TASK BRIEF
Reproduce word for word the part of the text on publishing Bigtop package repositories that runs between "Example of debian-11" and "for RPM packaging.", inclusive.

— Begin GIVEN TEXT —

Example of rockylinux-8 built by https://ci.bigtop.apache.org/job/Bigtop-3.2.1-aarch64/

BASEARCH is used as $basearch of Yum variables. Possible values are x86_64, aarch64 and ppc64le. It is used as the name of Jenkins job too.

PLATFORM is label set to agent of Jenkins. Possible values are amd64-slave, aarch64-slave and ppc64le-slave here.

$ export GPG_TTY=$(tty)
$ export VERSION=3.3.0
$ export OS=rockylinux
$ export OSVER=8
$ export BASEARCH=aarch64
$ export PLATFORM=aarch64-slave
$ mkdir -p releases/${VERSION}/${OS}/${OSVER}/${BASEARCH}
$ cd releases/${VERSION}/${OS}/${OSVER}/${BASEARCH}
$ for product in bigtop-groovy bigtop-jsvc bigtop-select bigtop-utils alluxio flink hadoop hbase hive kafka livy phoenix ranger solr spark tez zeppelin zookeeper
  do
    rm -rf ${product} &&
    curl -L -o ${product}.zip https://ci.bigtop.apache.org/job/Bigtop-${VERSION}-${BASEARCH}/DISTRO=${OS}-${OSVER},PLATFORM=${PLATFORM},PRODUCT=${product}/lastSuccessfulBuild/artifact/*zip*/archive.zip &&
    jar xf ${product}.zip &&
    mv archive/output/${product} . &&
    rmdir -p archive/output &&
    rm ${product}.zip
  done
$ find . -name '*.rpm' | xargs rpm --define '_gpg_name Masatake Iwasaki' --addsign

$ rm -rf repodata
$ createrepo .
$ gpg --detach-sign --armor repodata/repomd.xml

$ aws --profile iwasakims s3 sync --acl public-read . s3://repos.bigtop.apache.org/releases/${VERSION}/${OS}/${OSVER}/${BASEARCH}/

Example of debian-11 built by https://ci.bigtop.apache.org/job/Bigtop-3.2.1-x86_64/

ARCH is used as $(ARCH) of deb. Possible values are amd64, arm64 and ppc64el as shown by dpkg-architecture -L It is ppc64el for Deb packaging while ppc64le is used for RPM packaging.

BASEARCH is used as $basearch of Yum variables. Possible values are x86_64, aarch64 and ppc64le. Since it is used as the name of Jenkins jobs, it must be defined even on Deb packaging too.

PLATFORM is label set to agent of Jenkins. Possible values are amd64-slave, aarch64-slave and ppc64le-slave here.

$ export GPG_TTY=$(tty)

— End GIVEN TEXT —
— Begin DATASET ENTRIES —

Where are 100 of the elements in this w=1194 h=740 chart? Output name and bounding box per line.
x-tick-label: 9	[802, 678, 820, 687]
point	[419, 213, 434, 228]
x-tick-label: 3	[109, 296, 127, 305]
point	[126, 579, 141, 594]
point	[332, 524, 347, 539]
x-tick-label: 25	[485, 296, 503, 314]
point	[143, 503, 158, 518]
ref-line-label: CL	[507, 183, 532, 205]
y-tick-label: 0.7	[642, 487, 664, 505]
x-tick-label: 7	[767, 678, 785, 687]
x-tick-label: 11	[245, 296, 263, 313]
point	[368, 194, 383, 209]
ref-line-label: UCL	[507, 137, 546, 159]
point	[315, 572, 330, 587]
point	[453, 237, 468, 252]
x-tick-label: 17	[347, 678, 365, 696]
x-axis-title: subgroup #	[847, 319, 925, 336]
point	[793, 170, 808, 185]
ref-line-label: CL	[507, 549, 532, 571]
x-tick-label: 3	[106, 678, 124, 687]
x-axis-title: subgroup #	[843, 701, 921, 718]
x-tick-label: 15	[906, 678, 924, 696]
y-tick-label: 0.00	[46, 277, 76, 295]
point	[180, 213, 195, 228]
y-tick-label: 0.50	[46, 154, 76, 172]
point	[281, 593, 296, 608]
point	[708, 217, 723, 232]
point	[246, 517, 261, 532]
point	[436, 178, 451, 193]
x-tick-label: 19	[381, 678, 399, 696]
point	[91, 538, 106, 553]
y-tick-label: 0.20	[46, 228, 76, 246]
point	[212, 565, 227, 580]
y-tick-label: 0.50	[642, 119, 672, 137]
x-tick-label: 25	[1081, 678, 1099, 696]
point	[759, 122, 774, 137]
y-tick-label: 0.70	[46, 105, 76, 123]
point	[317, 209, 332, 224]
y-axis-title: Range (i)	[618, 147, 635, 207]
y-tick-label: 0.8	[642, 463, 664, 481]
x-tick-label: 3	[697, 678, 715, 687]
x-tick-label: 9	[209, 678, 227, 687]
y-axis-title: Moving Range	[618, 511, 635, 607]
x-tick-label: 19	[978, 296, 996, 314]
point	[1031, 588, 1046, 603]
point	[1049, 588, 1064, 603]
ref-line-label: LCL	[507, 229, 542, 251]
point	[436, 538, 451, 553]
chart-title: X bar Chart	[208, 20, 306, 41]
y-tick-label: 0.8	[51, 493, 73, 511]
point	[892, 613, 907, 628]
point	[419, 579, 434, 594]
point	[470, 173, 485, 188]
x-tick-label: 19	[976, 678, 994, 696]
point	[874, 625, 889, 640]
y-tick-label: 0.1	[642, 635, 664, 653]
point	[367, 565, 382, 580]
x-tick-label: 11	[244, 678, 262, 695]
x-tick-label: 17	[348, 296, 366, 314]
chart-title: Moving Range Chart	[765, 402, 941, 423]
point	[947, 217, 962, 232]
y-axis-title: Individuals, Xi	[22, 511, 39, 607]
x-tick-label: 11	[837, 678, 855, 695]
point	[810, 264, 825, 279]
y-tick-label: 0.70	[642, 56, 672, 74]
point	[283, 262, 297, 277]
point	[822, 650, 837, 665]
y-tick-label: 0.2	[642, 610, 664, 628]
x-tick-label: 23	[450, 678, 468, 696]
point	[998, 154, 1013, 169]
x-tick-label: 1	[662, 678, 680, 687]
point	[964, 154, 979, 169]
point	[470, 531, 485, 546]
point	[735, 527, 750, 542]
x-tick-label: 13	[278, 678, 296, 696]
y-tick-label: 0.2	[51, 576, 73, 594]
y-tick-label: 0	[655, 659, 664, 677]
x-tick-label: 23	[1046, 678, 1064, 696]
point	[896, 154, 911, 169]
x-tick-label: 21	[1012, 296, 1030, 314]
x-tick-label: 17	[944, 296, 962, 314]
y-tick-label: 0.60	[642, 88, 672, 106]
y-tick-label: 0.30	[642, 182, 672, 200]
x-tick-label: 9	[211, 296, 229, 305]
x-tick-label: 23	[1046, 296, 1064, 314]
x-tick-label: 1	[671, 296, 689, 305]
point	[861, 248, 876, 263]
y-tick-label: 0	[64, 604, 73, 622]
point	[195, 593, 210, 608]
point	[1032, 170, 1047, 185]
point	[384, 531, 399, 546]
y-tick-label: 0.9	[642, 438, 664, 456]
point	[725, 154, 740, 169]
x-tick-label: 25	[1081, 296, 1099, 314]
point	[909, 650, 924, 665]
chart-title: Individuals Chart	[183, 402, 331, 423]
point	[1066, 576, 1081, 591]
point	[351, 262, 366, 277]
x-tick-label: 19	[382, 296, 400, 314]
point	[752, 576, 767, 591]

— End DATASET ENTRIES —

SOLUTION FOR THIS EXERCISE
Example of debian-11 built by https://ci.bigtop.apache.org/job/Bigtop-3.2.1-x86_64/

ARCH is used as $(ARCH) of deb. Possible values are amd64, arm64 and ppc64el as shown by dpkg-architecture -L It is ppc64el for Deb packaging while ppc64le is used for RPM packaging.